* Data records
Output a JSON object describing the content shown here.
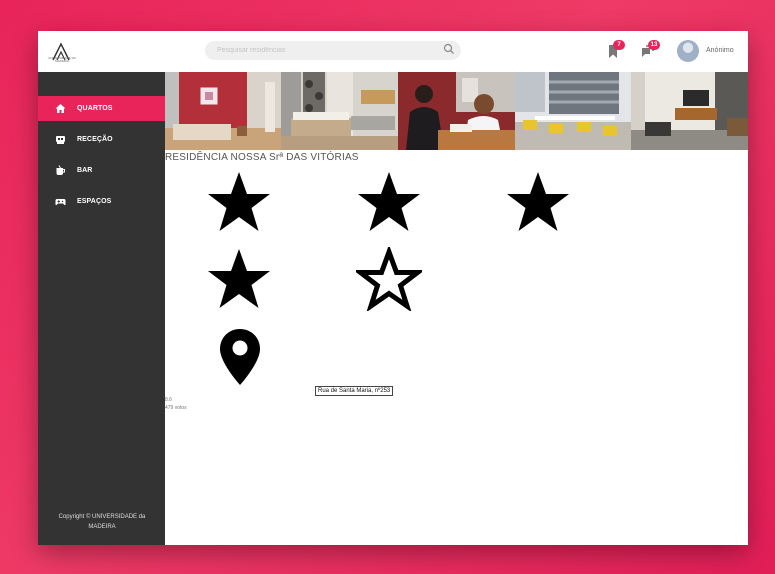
{
  "header": {
    "logo_text": "UNIVERSIDADE DA MADEIRA",
    "search_placeholder": "Pesquisar residências",
    "bookmarks_count": "7",
    "messages_count": "13",
    "username": "Anónimo"
  },
  "sidebar": {
    "items": [
      {
        "label": "QUARTOS",
        "icon": "home-icon",
        "active": true
      },
      {
        "label": "RECEÇÃO",
        "icon": "reception-icon",
        "active": false
      },
      {
        "label": "BAR",
        "icon": "drink-icon",
        "active": false
      },
      {
        "label": "ESPAÇOS",
        "icon": "gamepad-icon",
        "active": false
      }
    ],
    "copyright": "Copyright © UNIVERSIDADE da MADEIRA"
  },
  "main": {
    "gallery": [
      "bedroom-red-wall",
      "bedroom-twin-beds",
      "reception-desk",
      "cafeteria",
      "lounge"
    ],
    "title": "RESIDÊNCIA NOSSA Srª DAS VITÓRIAS",
    "stars": [
      true,
      true,
      true,
      true,
      false
    ],
    "address": "Rua de Santa Maria, nº253",
    "rating": "8.6",
    "votes": "479 votos"
  },
  "colors": {
    "accent": "#e8245a",
    "sidebar_bg": "#333333"
  }
}
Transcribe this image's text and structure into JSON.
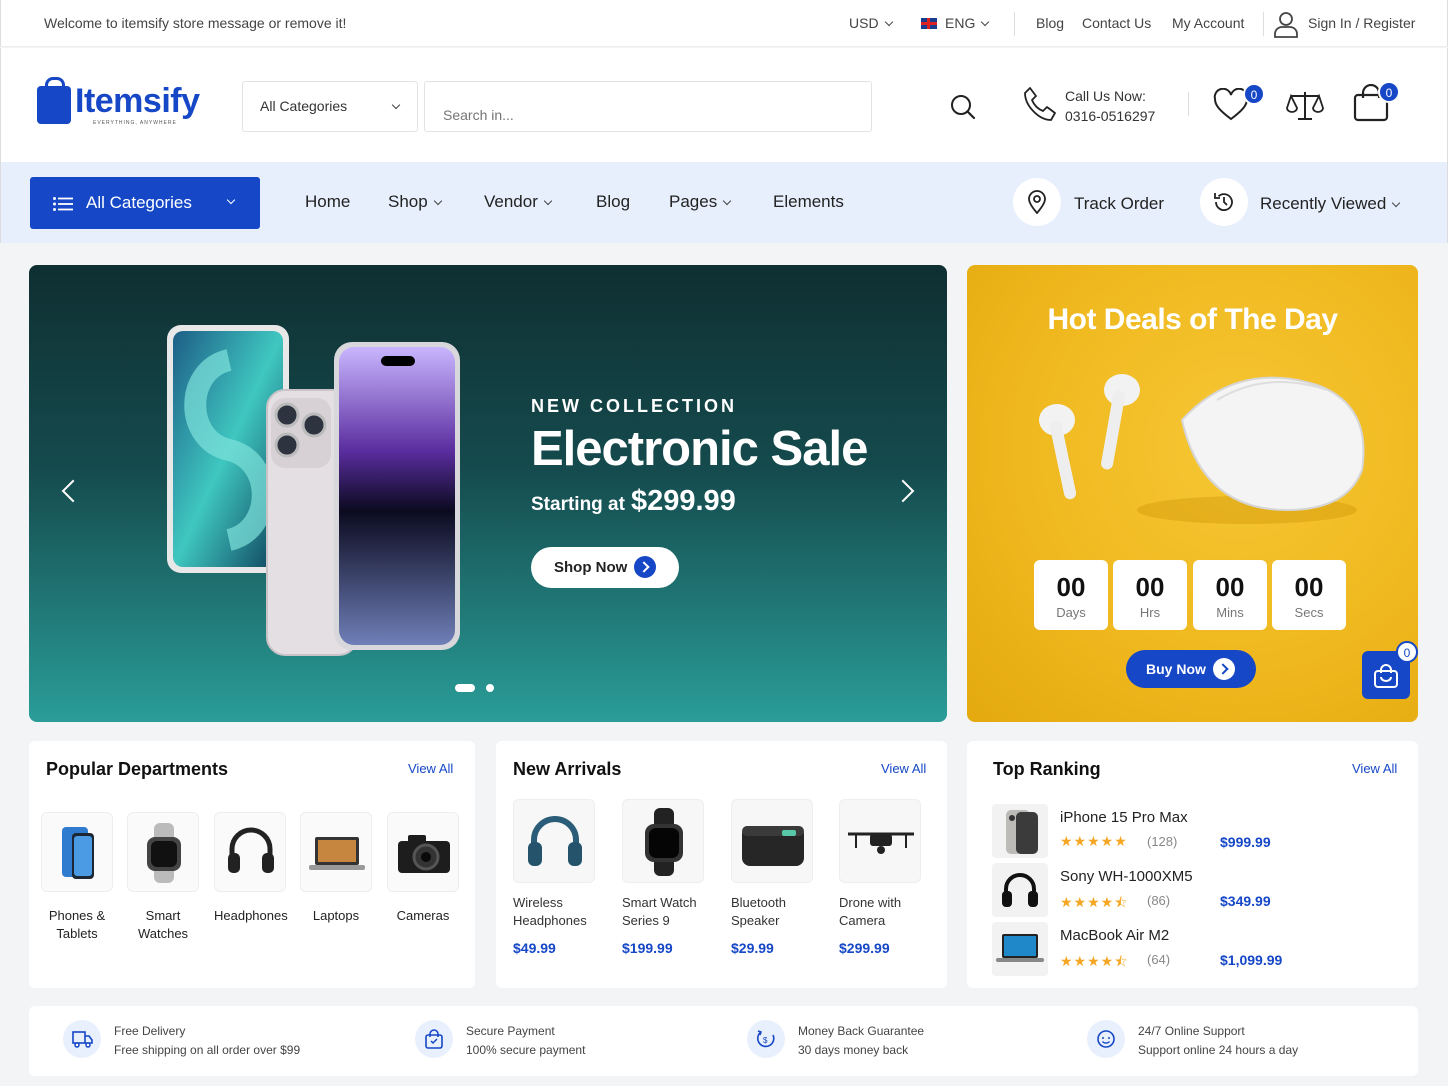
{
  "topbar": {
    "welcome": "Welcome to itemsify store message or remove it!",
    "currency": "USD",
    "language": "ENG",
    "links": [
      "Blog",
      "Contact Us",
      "My Account"
    ],
    "signin": "Sign In / Register"
  },
  "header": {
    "brand": "Itemsify",
    "tagline": "EVERYTHING, ANYWHERE",
    "category_select": "All Categories",
    "search_placeholder": "Search in...",
    "call_label": "Call Us Now:",
    "call_number": "0316-0516297",
    "wishlist_count": "0",
    "cart_count": "0"
  },
  "nav": {
    "all_categories": "All Categories",
    "items": [
      "Home",
      "Shop",
      "Vendor",
      "Blog",
      "Pages",
      "Elements"
    ],
    "track_order": "Track Order",
    "recently_viewed": "Recently Viewed"
  },
  "hero": {
    "subtitle": "NEW COLLECTION",
    "title": "Electronic Sale",
    "price_prefix": "Starting at",
    "price": "$299.99",
    "button": "Shop Now"
  },
  "deals": {
    "title": "Hot Deals of The Day",
    "countdown": [
      {
        "value": "00",
        "unit": "Days"
      },
      {
        "value": "00",
        "unit": "Hrs"
      },
      {
        "value": "00",
        "unit": "Mins"
      },
      {
        "value": "00",
        "unit": "Secs"
      }
    ],
    "button": "Buy Now",
    "floating_cart_count": "0"
  },
  "popular": {
    "title": "Popular Departments",
    "view_all": "View All",
    "items": [
      {
        "line1": "Phones &",
        "line2": "Tablets"
      },
      {
        "line1": "Smart",
        "line2": "Watches"
      },
      {
        "line1": "Headphones",
        "line2": ""
      },
      {
        "line1": "Laptops",
        "line2": ""
      },
      {
        "line1": "Cameras",
        "line2": ""
      }
    ]
  },
  "arrivals": {
    "title": "New Arrivals",
    "view_all": "View All",
    "items": [
      {
        "line1": "Wireless",
        "line2": "Headphones",
        "price": "$49.99"
      },
      {
        "line1": "Smart Watch",
        "line2": "Series 9",
        "price": "$199.99"
      },
      {
        "line1": "Bluetooth",
        "line2": "Speaker",
        "price": "$29.99"
      },
      {
        "line1": "Drone with",
        "line2": "Camera",
        "price": "$299.99"
      }
    ]
  },
  "ranking": {
    "title": "Top Ranking",
    "view_all": "View All",
    "items": [
      {
        "name": "iPhone 15 Pro Max",
        "rating": 5,
        "stars": "★★★★★",
        "count": "(128)",
        "price": "$999.99"
      },
      {
        "name": "Sony WH-1000XM5",
        "rating": 4.5,
        "stars": "★★★★⯪",
        "count": "(86)",
        "price": "$349.99"
      },
      {
        "name": "MacBook Air M2",
        "rating": 4.5,
        "stars": "★★★★⯪",
        "count": "(64)",
        "price": "$1,099.99"
      }
    ]
  },
  "features": [
    {
      "icon": "truck-icon",
      "title": "Free Delivery",
      "sub": "Free shipping on all order over $99"
    },
    {
      "icon": "secure-bag-icon",
      "title": "Secure Payment",
      "sub": "100% secure payment"
    },
    {
      "icon": "money-back-icon",
      "title": "Money Back Guarantee",
      "sub": "30 days money back"
    },
    {
      "icon": "support-icon",
      "title": "24/7 Online Support",
      "sub": "Support online 24 hours a day"
    }
  ],
  "colors": {
    "brand": "#1547c6",
    "nav_bg": "#e7effd",
    "hero_bg": "#154b4e",
    "deals_bg": "#efb71d",
    "stars": "#f5a623"
  }
}
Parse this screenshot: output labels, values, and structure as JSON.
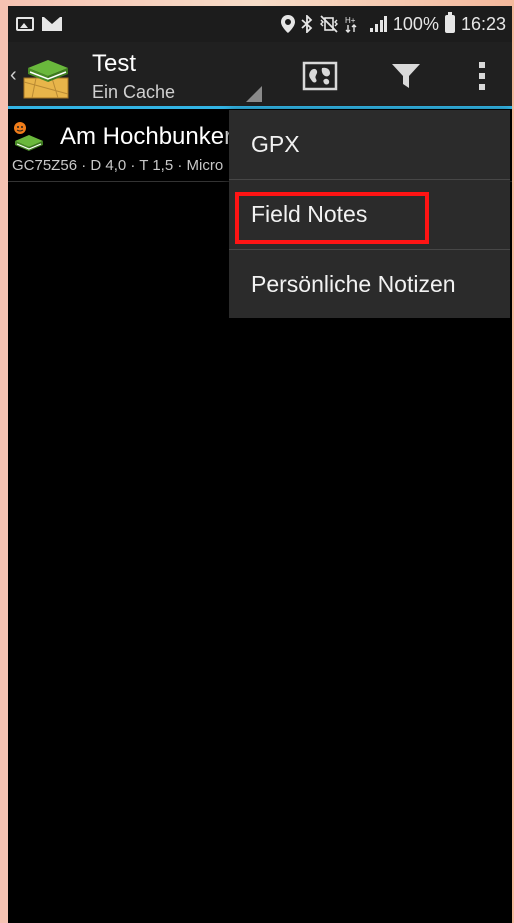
{
  "statusbar": {
    "battery_text": "100%",
    "time": "16:23"
  },
  "actionbar": {
    "title": "Test",
    "subtitle": "Ein Cache",
    "accent_color": "#33b5e5"
  },
  "list": {
    "items": [
      {
        "name": "Am Hochbunker",
        "details": "GC75Z56 · D 4,0 · T 1,5 · Micro"
      }
    ]
  },
  "menu": {
    "items": [
      {
        "label": "GPX"
      },
      {
        "label": "Field Notes",
        "highlighted": true
      },
      {
        "label": "Persönliche Notizen"
      }
    ],
    "highlight_color": "#ff1414"
  }
}
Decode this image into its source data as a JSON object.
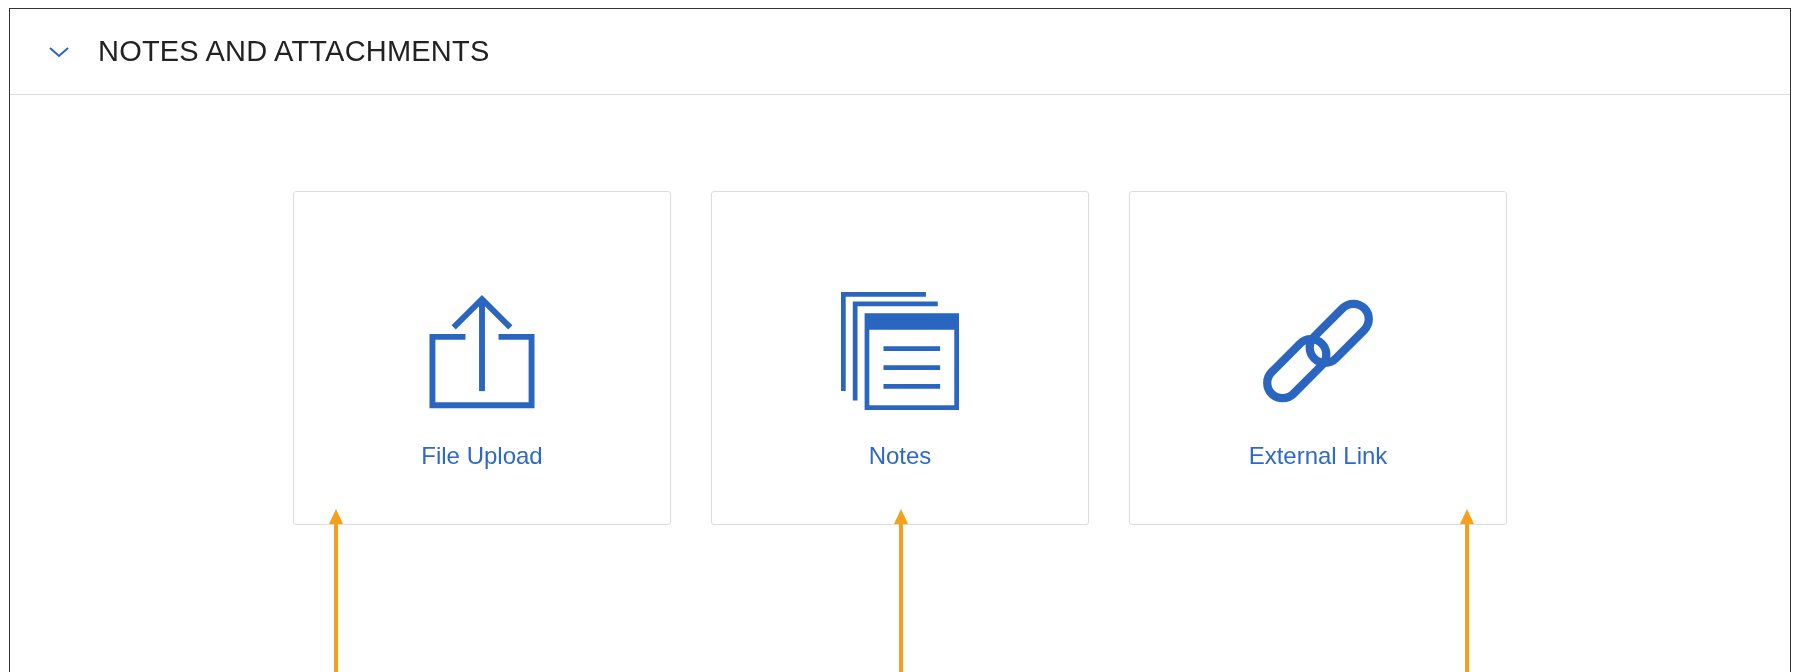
{
  "section": {
    "title": "NOTES AND ATTACHMENTS",
    "expanded": true
  },
  "options": [
    {
      "kind": "upload",
      "label": "File Upload",
      "annotated": true
    },
    {
      "kind": "notes",
      "label": "Notes",
      "annotated": true
    },
    {
      "kind": "link",
      "label": "External Link",
      "annotated": true
    }
  ]
}
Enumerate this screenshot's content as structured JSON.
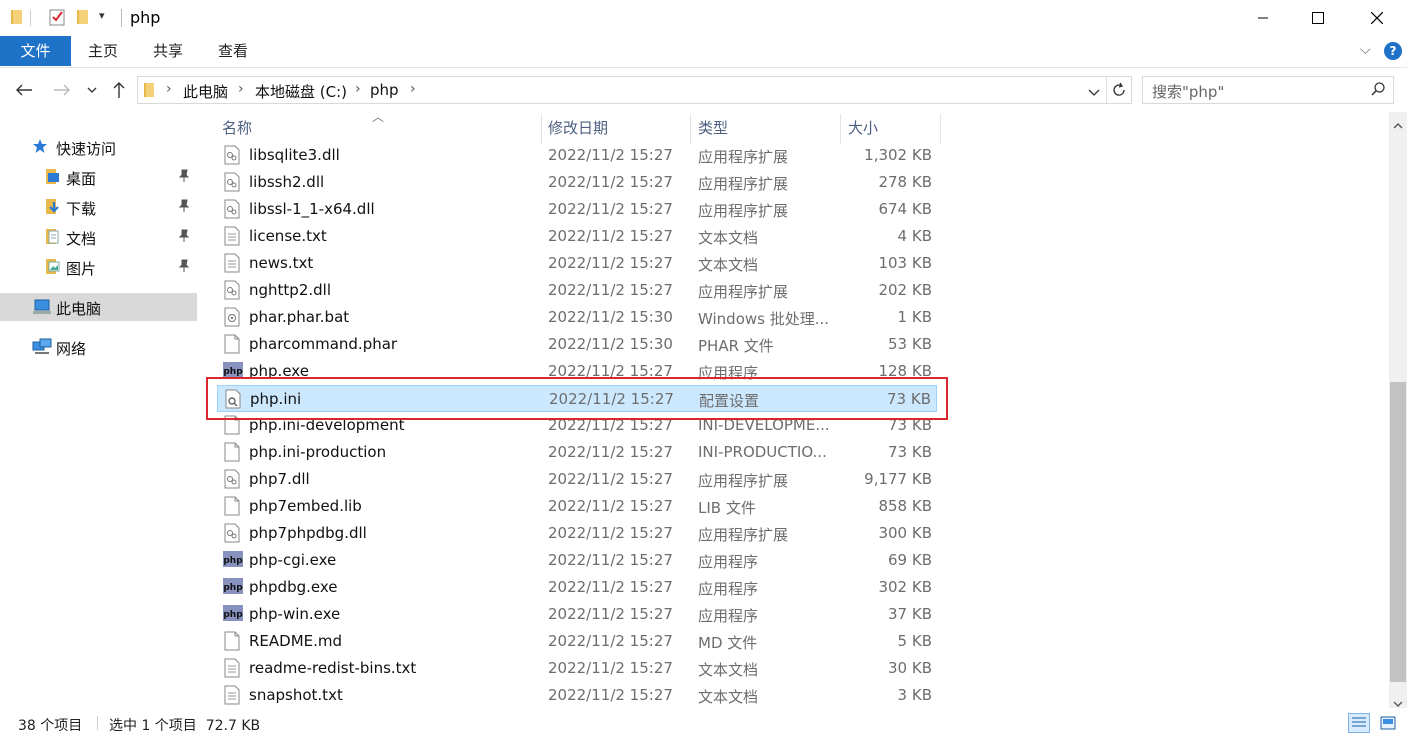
{
  "window": {
    "title": "php"
  },
  "ribbon": {
    "tabs": [
      "文件",
      "主页",
      "共享",
      "查看"
    ]
  },
  "address": {
    "crumbs": [
      "此电脑",
      "本地磁盘 (C:)",
      "php"
    ]
  },
  "search": {
    "placeholder": "搜索\"php\""
  },
  "nav": {
    "quick_access": "快速访问",
    "desktop": "桌面",
    "downloads": "下载",
    "documents": "文档",
    "pictures": "图片",
    "this_pc": "此电脑",
    "network": "网络"
  },
  "columns": {
    "name": "名称",
    "date": "修改日期",
    "type": "类型",
    "size": "大小"
  },
  "files": [
    {
      "name": "libsqlite3.dll",
      "date": "2022/11/2 15:27",
      "type": "应用程序扩展",
      "size": "1,302 KB",
      "icon": "dll-icon"
    },
    {
      "name": "libssh2.dll",
      "date": "2022/11/2 15:27",
      "type": "应用程序扩展",
      "size": "278 KB",
      "icon": "dll-icon"
    },
    {
      "name": "libssl-1_1-x64.dll",
      "date": "2022/11/2 15:27",
      "type": "应用程序扩展",
      "size": "674 KB",
      "icon": "dll-icon"
    },
    {
      "name": "license.txt",
      "date": "2022/11/2 15:27",
      "type": "文本文档",
      "size": "4 KB",
      "icon": "text-file-icon"
    },
    {
      "name": "news.txt",
      "date": "2022/11/2 15:27",
      "type": "文本文档",
      "size": "103 KB",
      "icon": "text-file-icon"
    },
    {
      "name": "nghttp2.dll",
      "date": "2022/11/2 15:27",
      "type": "应用程序扩展",
      "size": "202 KB",
      "icon": "dll-icon"
    },
    {
      "name": "phar.phar.bat",
      "date": "2022/11/2 15:30",
      "type": "Windows 批处理...",
      "size": "1 KB",
      "icon": "batch-file-icon"
    },
    {
      "name": "pharcommand.phar",
      "date": "2022/11/2 15:30",
      "type": "PHAR 文件",
      "size": "53 KB",
      "icon": "blank-file-icon"
    },
    {
      "name": "php.exe",
      "date": "2022/11/2 15:27",
      "type": "应用程序",
      "size": "128 KB",
      "icon": "php-exe-icon"
    },
    {
      "name": "php.ini",
      "date": "2022/11/2 15:27",
      "type": "配置设置",
      "size": "73 KB",
      "icon": "config-file-icon",
      "selected": true
    },
    {
      "name": "php.ini-development",
      "date": "2022/11/2 15:27",
      "type": "INI-DEVELOPME...",
      "size": "73 KB",
      "icon": "blank-file-icon"
    },
    {
      "name": "php.ini-production",
      "date": "2022/11/2 15:27",
      "type": "INI-PRODUCTIO...",
      "size": "73 KB",
      "icon": "blank-file-icon"
    },
    {
      "name": "php7.dll",
      "date": "2022/11/2 15:27",
      "type": "应用程序扩展",
      "size": "9,177 KB",
      "icon": "dll-icon"
    },
    {
      "name": "php7embed.lib",
      "date": "2022/11/2 15:27",
      "type": "LIB 文件",
      "size": "858 KB",
      "icon": "blank-file-icon"
    },
    {
      "name": "php7phpdbg.dll",
      "date": "2022/11/2 15:27",
      "type": "应用程序扩展",
      "size": "300 KB",
      "icon": "dll-icon"
    },
    {
      "name": "php-cgi.exe",
      "date": "2022/11/2 15:27",
      "type": "应用程序",
      "size": "69 KB",
      "icon": "php-exe-icon"
    },
    {
      "name": "phpdbg.exe",
      "date": "2022/11/2 15:27",
      "type": "应用程序",
      "size": "302 KB",
      "icon": "php-exe-icon"
    },
    {
      "name": "php-win.exe",
      "date": "2022/11/2 15:27",
      "type": "应用程序",
      "size": "37 KB",
      "icon": "php-exe-icon"
    },
    {
      "name": "README.md",
      "date": "2022/11/2 15:27",
      "type": "MD 文件",
      "size": "5 KB",
      "icon": "blank-file-icon"
    },
    {
      "name": "readme-redist-bins.txt",
      "date": "2022/11/2 15:27",
      "type": "文本文档",
      "size": "30 KB",
      "icon": "text-file-icon"
    },
    {
      "name": "snapshot.txt",
      "date": "2022/11/2 15:27",
      "type": "文本文档",
      "size": "3 KB",
      "icon": "text-file-icon"
    }
  ],
  "status": {
    "item_count": "38 个项目",
    "selection": "选中 1 个项目  72.7 KB"
  },
  "colors": {
    "accent": "#1e73c8",
    "selection_bg": "#cce8ff",
    "highlight_border": "#d9272e"
  }
}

* DIRECTIONS FOR THIS TASK
Search the entries for the word "MADEIRA" and pick out every line that holds it.

* TASK RESULT
    "logo_text": "UNIVERSIDADE DA MADEIRA",
    "copyright": "Copyright © UNIVERSIDADE da MADEIRA"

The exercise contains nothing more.